PROBLEM DETAILS. Skip the pictures and repeat each line of the data exactly.

Extracted data entries:
---

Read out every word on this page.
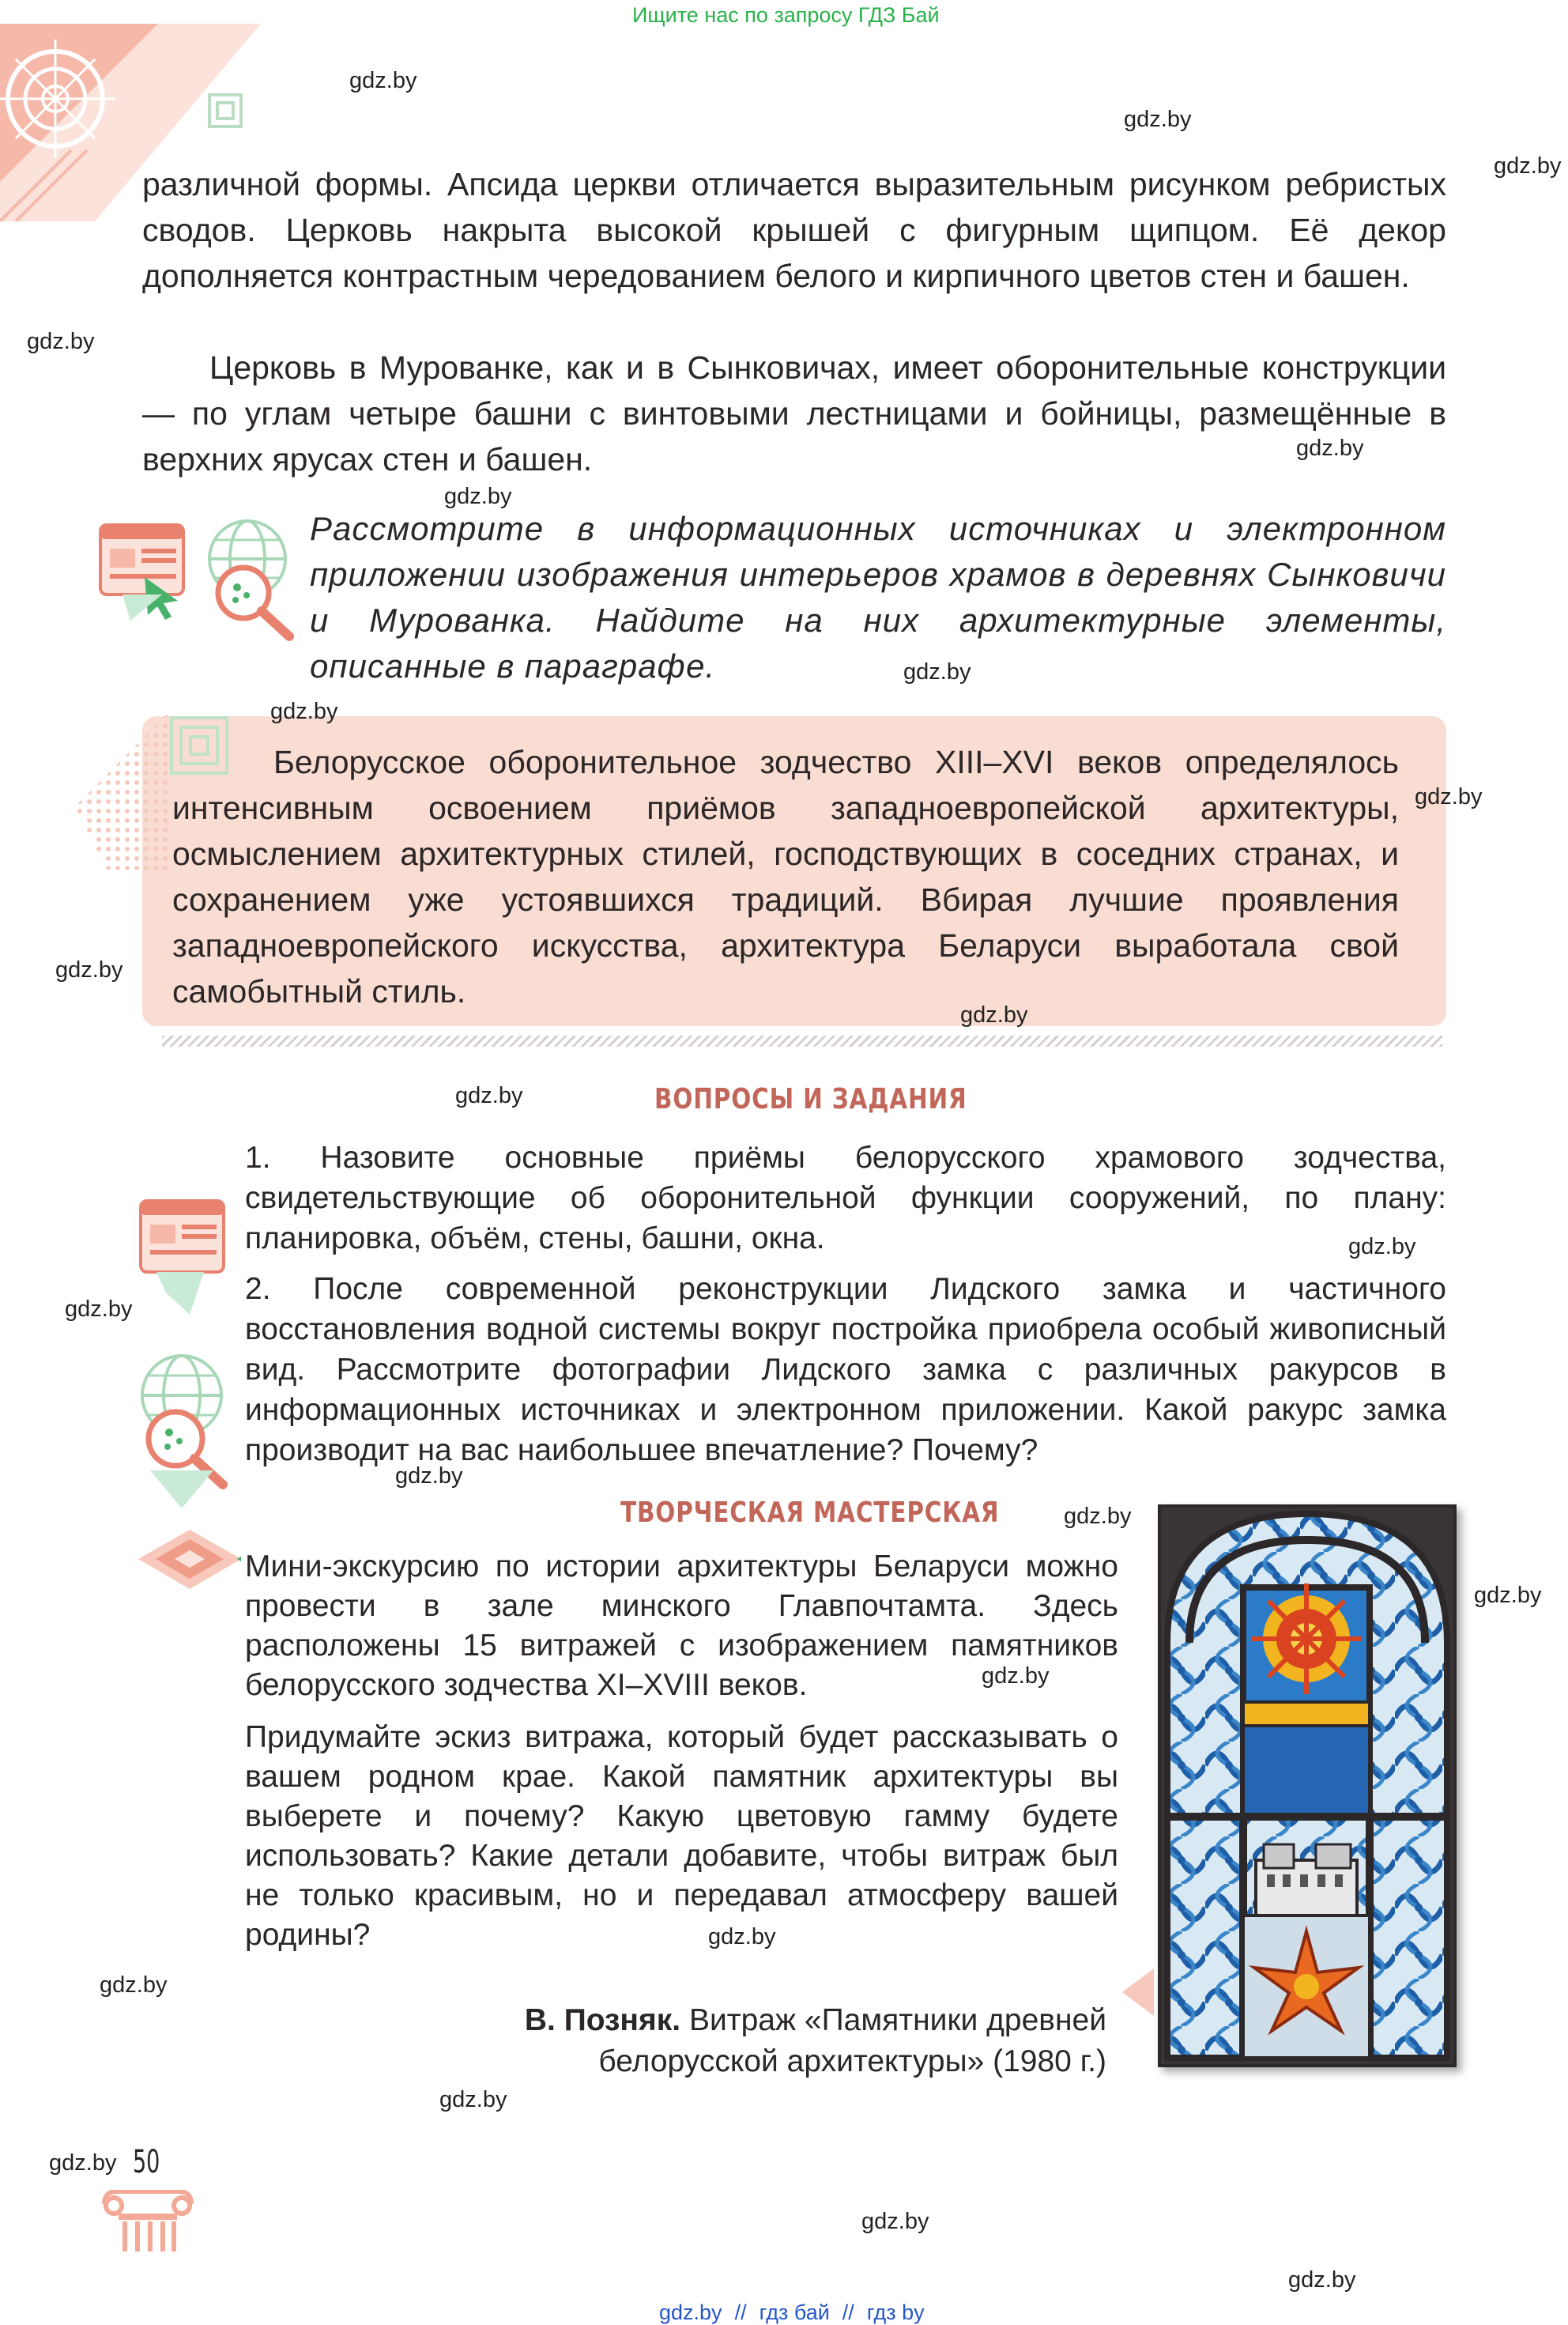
Ищите нас по запросу ГДЗ Бай
различной формы. Апсида церкви отличается выразительным рисунком ребристых сводов. Церковь накрыта высокой крышей с фигурным щипцом. Её декор дополняется контрастным чередованием белого и кирпичного цветов стен и башен.
Церковь в Мурованке, как и в Сынковичах, имеет оборонительные конструкции — по углам четыре башни с винтовыми лестницами и бойницы, размещённые в верхних ярусах стен и башен.
Рассмотрите в информационных источниках и электронном приложении изображения интерьеров храмов в деревнях Сынковичи и Мурованка. Найдите на них архитектурные элементы, описанные в параграфе.
Белорусское оборонительное зодчество XIII–XVI веков определялось интенсивным освоением приёмов западноевропейской архитектуры, осмыслением архитектурных стилей, господствующих в соседних странах, и сохранением уже устоявшихся традиций. Вбирая лучшие проявления западноевропейского искусства, архитектура Беларуси выработала свой самобытный стиль.
ВОПРОСЫ И ЗАДАНИЯ
1. Назовите основные приёмы белорусского храмового зодчества, свидетельствующие об оборонительной функции сооружений, по плану: планировка, объём, стены, башни, окна.
2. После современной реконструкции Лидского замка и частичного восстановления водной системы вокруг постройка приобрела особый живописный вид. Рассмотрите фотографии Лидского замка с различных ракурсов в информационных источниках и электронном приложении. Какой ракурс замка производит на вас наибольшее впечатление? Почему?
ТВОРЧЕСКАЯ МАСТЕРСКАЯ
Мини-экскурсию по истории архитектуры Беларуси можно провести в зале минского Главпочтамта. Здесь расположены 15 витражей с изображением памятников белорусского зодчества XI–XVIII веков.
Придумайте эскиз витража, который будет рассказывать о вашем родном крае. Какой памятник архитектуры вы выберете и почему? Какую цветовую гамму будете использовать? Какие детали добавите, чтобы витраж был не только красивым, но и передавал атмосферу вашей родины?
В. Позняк. Витраж «Памятники древней
белорусской архитектуры» (1980 г.)
50
gdz.by
gdz.by
gdz.by
gdz.by
gdz.by
gdz.by
gdz.by
gdz.by
gdz.by
gdz.by
gdz.by
gdz.by
gdz.by
gdz.by
gdz.by
gdz.by
gdz.by
gdz.by
gdz.by
gdz.by
gdz.by
gdz.by
gdz.by
gdz.by
gdz.by // гдз бай // гдз by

---

SOLUTION TO THIS TASK.
Read out every word on this page.
Ищите нас по запросу ГДЗ Бай
различной формы. Апсида церкви отличается выразительным рисунком ребристых сводов. Церковь накрыта высокой крышей с фигурным щипцом. Её декор дополняется контрастным чередованием белого и кирпичного цветов стен и башен.
Церковь в Мурованке, как и в Сынковичах, имеет оборонительные конструкции — по углам четыре башни с винтовыми лестницами и бойницы, размещённые в верхних ярусах стен и башен.
Рассмотрите в информационных источниках и электронном приложении изображения интерьеров храмов в деревнях Сынковичи и Мурованка. Найдите на них архитектурные элементы, описанные в параграфе.
Белорусское оборонительное зодчество XIII–XVI веков определялось интенсивным освоением приёмов западноевропейской архитектуры, осмыслением архитектурных стилей, господствующих в соседних странах, и сохранением уже устоявшихся традиций. Вбирая лучшие проявления западноевропейского искусства, архитектура Беларуси выработала свой самобытный стиль.
ВОПРОСЫ И ЗАДАНИЯ
1. Назовите основные приёмы белорусского храмового зодчества, свидетельствующие об оборонительной функции сооружений, по плану: планировка, объём, стены, башни, окна.
2. После современной реконструкции Лидского замка и частичного восстановления водной системы вокруг постройка приобрела особый живописный вид. Рассмотрите фотографии Лидского замка с различных ракурсов в информационных источниках и электронном приложении. Какой ракурс замка производит на вас наибольшее впечатление? Почему?
ТВОРЧЕСКАЯ МАСТЕРСКАЯ
Мини-экскурсию по истории архитектуры Беларуси можно провести в зале минского Главпочтамта. Здесь расположены 15 витражей с изображением памятников белорусского зодчества XI–XVIII веков.
Придумайте эскиз витража, который будет рассказывать о вашем родном крае. Какой памятник архитектуры вы выберете и почему? Какую цветовую гамму будете использовать? Какие детали добавите, чтобы витраж был не только красивым, но и передавал атмосферу вашей родины?
В. Позняк. Витраж «Памятники древней
белорусской архитектуры» (1980 г.)
50
gdz.by
gdz.by
gdz.by
gdz.by
gdz.by
gdz.by
gdz.by
gdz.by
gdz.by
gdz.by
gdz.by
gdz.by
gdz.by
gdz.by
gdz.by
gdz.by
gdz.by
gdz.by
gdz.by
gdz.by
gdz.by
gdz.by
gdz.by
gdz.by
gdz.by // гдз бай // гдз by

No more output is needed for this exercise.